**PROBLEM DETAILS**
Extract each line bearing the word "fuck".

**ENTRIES SUPPLIED**

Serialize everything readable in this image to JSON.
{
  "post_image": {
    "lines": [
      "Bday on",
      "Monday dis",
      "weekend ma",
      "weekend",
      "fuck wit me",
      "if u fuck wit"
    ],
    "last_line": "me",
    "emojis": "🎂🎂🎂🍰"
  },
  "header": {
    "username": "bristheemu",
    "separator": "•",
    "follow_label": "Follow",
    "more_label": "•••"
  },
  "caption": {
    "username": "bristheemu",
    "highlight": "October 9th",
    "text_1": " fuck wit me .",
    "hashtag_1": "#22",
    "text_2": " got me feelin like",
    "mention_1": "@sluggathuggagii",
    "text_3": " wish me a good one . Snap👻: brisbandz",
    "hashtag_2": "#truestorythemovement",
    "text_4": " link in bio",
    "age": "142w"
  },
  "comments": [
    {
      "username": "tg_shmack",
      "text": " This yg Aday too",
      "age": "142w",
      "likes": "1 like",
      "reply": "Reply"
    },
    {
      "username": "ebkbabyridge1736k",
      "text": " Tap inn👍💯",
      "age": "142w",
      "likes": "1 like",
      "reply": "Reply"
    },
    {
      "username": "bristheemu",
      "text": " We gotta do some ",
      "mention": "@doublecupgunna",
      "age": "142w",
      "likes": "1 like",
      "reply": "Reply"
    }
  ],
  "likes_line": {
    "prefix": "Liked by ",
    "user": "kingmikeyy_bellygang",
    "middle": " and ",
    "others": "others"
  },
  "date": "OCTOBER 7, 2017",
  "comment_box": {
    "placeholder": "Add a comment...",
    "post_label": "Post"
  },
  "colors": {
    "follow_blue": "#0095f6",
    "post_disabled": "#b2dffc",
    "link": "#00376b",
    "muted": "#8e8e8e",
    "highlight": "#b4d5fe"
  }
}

**RESPONSE TO THE EXERCISE**
      "fuck wit me",
      "if u fuck wit"
    "text_1": " fuck wit me .",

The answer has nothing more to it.